Given exercise: Check every line of the entries below for the word "JSON", and copy the ones that have it.

Data to process:
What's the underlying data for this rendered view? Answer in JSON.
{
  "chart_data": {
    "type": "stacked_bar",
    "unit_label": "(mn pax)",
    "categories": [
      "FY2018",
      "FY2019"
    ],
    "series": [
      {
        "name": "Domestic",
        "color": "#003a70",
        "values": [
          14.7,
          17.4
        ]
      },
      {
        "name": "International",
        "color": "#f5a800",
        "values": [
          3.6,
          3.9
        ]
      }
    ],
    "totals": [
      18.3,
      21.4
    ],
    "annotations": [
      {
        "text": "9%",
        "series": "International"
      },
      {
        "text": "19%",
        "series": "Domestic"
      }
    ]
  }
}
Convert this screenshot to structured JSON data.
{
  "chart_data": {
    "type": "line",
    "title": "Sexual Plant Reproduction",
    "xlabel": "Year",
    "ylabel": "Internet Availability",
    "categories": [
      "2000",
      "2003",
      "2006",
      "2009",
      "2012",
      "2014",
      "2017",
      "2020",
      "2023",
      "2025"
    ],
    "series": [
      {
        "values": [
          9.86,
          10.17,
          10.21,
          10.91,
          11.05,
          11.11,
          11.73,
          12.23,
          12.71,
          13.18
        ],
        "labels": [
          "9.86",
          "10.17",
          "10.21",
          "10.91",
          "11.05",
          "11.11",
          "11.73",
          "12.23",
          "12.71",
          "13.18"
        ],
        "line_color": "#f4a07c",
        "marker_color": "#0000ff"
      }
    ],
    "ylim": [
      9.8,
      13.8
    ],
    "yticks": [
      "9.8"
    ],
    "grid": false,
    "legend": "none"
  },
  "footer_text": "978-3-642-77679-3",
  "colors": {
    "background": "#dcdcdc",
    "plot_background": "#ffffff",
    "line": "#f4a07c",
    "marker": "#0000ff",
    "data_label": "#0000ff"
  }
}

The response:
What's the underlying data for this rendered view? Answer in JSON.
Convert this screenshot to structured JSON data.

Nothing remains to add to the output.